_Required work_
Write out, precisely and in full, each line of the material.

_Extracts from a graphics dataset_
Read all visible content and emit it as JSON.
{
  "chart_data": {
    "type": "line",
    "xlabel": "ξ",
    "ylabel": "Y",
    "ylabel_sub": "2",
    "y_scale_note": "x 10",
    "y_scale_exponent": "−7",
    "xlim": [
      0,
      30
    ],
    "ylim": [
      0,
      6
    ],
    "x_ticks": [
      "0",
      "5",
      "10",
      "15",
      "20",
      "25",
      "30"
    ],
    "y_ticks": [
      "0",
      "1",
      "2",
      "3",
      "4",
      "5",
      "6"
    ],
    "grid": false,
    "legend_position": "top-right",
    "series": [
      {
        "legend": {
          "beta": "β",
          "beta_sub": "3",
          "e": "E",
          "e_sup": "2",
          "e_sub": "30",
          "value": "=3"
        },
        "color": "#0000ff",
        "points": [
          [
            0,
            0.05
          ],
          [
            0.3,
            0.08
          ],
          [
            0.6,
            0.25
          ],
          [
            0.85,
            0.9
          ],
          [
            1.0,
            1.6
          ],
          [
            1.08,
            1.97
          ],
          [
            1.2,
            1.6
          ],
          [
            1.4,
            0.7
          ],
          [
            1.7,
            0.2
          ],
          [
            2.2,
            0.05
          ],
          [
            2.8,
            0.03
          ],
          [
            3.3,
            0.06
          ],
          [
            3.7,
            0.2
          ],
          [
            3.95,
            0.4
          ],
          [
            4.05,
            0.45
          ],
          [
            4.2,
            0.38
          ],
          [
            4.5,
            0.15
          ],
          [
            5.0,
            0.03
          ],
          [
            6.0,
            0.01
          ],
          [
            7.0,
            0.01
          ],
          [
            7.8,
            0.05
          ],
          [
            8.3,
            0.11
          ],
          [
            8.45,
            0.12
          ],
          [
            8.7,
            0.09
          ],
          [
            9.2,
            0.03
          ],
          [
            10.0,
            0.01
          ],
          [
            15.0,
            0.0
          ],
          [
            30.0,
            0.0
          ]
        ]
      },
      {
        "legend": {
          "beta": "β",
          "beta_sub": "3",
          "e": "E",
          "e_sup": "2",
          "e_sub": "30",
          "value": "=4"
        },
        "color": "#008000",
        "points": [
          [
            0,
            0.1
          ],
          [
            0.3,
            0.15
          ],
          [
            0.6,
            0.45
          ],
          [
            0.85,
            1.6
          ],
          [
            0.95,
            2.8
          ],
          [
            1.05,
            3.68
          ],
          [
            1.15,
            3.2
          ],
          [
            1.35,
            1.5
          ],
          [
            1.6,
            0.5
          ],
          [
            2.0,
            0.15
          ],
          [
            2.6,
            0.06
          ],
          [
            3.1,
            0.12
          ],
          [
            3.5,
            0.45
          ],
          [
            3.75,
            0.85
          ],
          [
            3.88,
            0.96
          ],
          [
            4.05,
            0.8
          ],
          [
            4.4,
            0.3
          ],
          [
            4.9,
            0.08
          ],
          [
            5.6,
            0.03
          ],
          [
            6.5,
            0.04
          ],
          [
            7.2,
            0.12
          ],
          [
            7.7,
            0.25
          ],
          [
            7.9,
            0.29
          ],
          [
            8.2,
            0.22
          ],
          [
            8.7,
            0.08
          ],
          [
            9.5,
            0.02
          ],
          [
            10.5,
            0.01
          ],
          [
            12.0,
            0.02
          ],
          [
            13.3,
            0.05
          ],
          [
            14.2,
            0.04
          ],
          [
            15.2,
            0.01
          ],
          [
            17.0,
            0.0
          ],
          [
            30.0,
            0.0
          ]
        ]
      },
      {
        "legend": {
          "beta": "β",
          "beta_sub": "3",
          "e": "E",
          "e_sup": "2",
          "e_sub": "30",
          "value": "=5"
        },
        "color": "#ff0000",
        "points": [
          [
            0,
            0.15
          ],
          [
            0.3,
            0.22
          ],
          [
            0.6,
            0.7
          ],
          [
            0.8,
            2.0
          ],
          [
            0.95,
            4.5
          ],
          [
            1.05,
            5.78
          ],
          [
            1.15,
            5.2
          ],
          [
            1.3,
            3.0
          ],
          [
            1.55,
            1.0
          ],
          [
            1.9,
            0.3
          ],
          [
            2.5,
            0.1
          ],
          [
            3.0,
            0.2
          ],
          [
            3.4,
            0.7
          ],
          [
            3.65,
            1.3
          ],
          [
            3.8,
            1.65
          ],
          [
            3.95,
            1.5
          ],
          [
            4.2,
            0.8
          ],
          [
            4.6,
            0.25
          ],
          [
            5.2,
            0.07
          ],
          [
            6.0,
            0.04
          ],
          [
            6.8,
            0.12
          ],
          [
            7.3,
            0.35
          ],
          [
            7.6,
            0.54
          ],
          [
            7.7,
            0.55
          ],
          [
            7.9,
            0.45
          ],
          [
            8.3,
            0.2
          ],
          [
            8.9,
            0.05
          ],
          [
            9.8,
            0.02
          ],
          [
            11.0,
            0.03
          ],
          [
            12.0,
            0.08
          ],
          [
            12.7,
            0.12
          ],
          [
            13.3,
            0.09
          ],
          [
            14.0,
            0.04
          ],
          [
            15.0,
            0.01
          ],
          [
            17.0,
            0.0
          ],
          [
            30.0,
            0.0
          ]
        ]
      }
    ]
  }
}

_In response_
Read all visible content and emit it as JSON.
{
  "chart_data": {
    "type": "line",
    "xlabel": "ξ",
    "ylabel": "Y",
    "ylabel_sub": "2",
    "y_scale_note": "x 10",
    "y_scale_exponent": "−7",
    "xlim": [
      0,
      30
    ],
    "ylim": [
      0,
      6
    ],
    "x_ticks": [
      "0",
      "5",
      "10",
      "15",
      "20",
      "25",
      "30"
    ],
    "y_ticks": [
      "0",
      "1",
      "2",
      "3",
      "4",
      "5",
      "6"
    ],
    "grid": false,
    "legend_position": "top-right",
    "series": [
      {
        "legend": {
          "beta": "β",
          "beta_sub": "3",
          "e": "E",
          "e_sup": "2",
          "e_sub": "30",
          "value": "=3"
        },
        "color": "#0000ff",
        "points": [
          [
            0,
            0.05
          ],
          [
            0.3,
            0.08
          ],
          [
            0.6,
            0.25
          ],
          [
            0.85,
            0.9
          ],
          [
            1.0,
            1.6
          ],
          [
            1.08,
            1.97
          ],
          [
            1.2,
            1.6
          ],
          [
            1.4,
            0.7
          ],
          [
            1.7,
            0.2
          ],
          [
            2.2,
            0.05
          ],
          [
            2.8,
            0.03
          ],
          [
            3.3,
            0.06
          ],
          [
            3.7,
            0.2
          ],
          [
            3.95,
            0.4
          ],
          [
            4.05,
            0.45
          ],
          [
            4.2,
            0.38
          ],
          [
            4.5,
            0.15
          ],
          [
            5.0,
            0.03
          ],
          [
            6.0,
            0.01
          ],
          [
            7.0,
            0.01
          ],
          [
            7.8,
            0.05
          ],
          [
            8.3,
            0.11
          ],
          [
            8.45,
            0.12
          ],
          [
            8.7,
            0.09
          ],
          [
            9.2,
            0.03
          ],
          [
            10.0,
            0.01
          ],
          [
            15.0,
            0.0
          ],
          [
            30.0,
            0.0
          ]
        ]
      },
      {
        "legend": {
          "beta": "β",
          "beta_sub": "3",
          "e": "E",
          "e_sup": "2",
          "e_sub": "30",
          "value": "=4"
        },
        "color": "#008000",
        "points": [
          [
            0,
            0.1
          ],
          [
            0.3,
            0.15
          ],
          [
            0.6,
            0.45
          ],
          [
            0.85,
            1.6
          ],
          [
            0.95,
            2.8
          ],
          [
            1.05,
            3.68
          ],
          [
            1.15,
            3.2
          ],
          [
            1.35,
            1.5
          ],
          [
            1.6,
            0.5
          ],
          [
            2.0,
            0.15
          ],
          [
            2.6,
            0.06
          ],
          [
            3.1,
            0.12
          ],
          [
            3.5,
            0.45
          ],
          [
            3.75,
            0.85
          ],
          [
            3.88,
            0.96
          ],
          [
            4.05,
            0.8
          ],
          [
            4.4,
            0.3
          ],
          [
            4.9,
            0.08
          ],
          [
            5.6,
            0.03
          ],
          [
            6.5,
            0.04
          ],
          [
            7.2,
            0.12
          ],
          [
            7.7,
            0.25
          ],
          [
            7.9,
            0.29
          ],
          [
            8.2,
            0.22
          ],
          [
            8.7,
            0.08
          ],
          [
            9.5,
            0.02
          ],
          [
            10.5,
            0.01
          ],
          [
            12.0,
            0.02
          ],
          [
            13.3,
            0.05
          ],
          [
            14.2,
            0.04
          ],
          [
            15.2,
            0.01
          ],
          [
            17.0,
            0.0
          ],
          [
            30.0,
            0.0
          ]
        ]
      },
      {
        "legend": {
          "beta": "β",
          "beta_sub": "3",
          "e": "E",
          "e_sup": "2",
          "e_sub": "30",
          "value": "=5"
        },
        "color": "#ff0000",
        "points": [
          [
            0,
            0.15
          ],
          [
            0.3,
            0.22
          ],
          [
            0.6,
            0.7
          ],
          [
            0.8,
            2.0
          ],
          [
            0.95,
            4.5
          ],
          [
            1.05,
            5.78
          ],
          [
            1.15,
            5.2
          ],
          [
            1.3,
            3.0
          ],
          [
            1.55,
            1.0
          ],
          [
            1.9,
            0.3
          ],
          [
            2.5,
            0.1
          ],
          [
            3.0,
            0.2
          ],
          [
            3.4,
            0.7
          ],
          [
            3.65,
            1.3
          ],
          [
            3.8,
            1.65
          ],
          [
            3.95,
            1.5
          ],
          [
            4.2,
            0.8
          ],
          [
            4.6,
            0.25
          ],
          [
            5.2,
            0.07
          ],
          [
            6.0,
            0.04
          ],
          [
            6.8,
            0.12
          ],
          [
            7.3,
            0.35
          ],
          [
            7.6,
            0.54
          ],
          [
            7.7,
            0.55
          ],
          [
            7.9,
            0.45
          ],
          [
            8.3,
            0.2
          ],
          [
            8.9,
            0.05
          ],
          [
            9.8,
            0.02
          ],
          [
            11.0,
            0.03
          ],
          [
            12.0,
            0.08
          ],
          [
            12.7,
            0.12
          ],
          [
            13.3,
            0.09
          ],
          [
            14.0,
            0.04
          ],
          [
            15.0,
            0.01
          ],
          [
            17.0,
            0.0
          ],
          [
            30.0,
            0.0
          ]
        ]
      }
    ]
  }
}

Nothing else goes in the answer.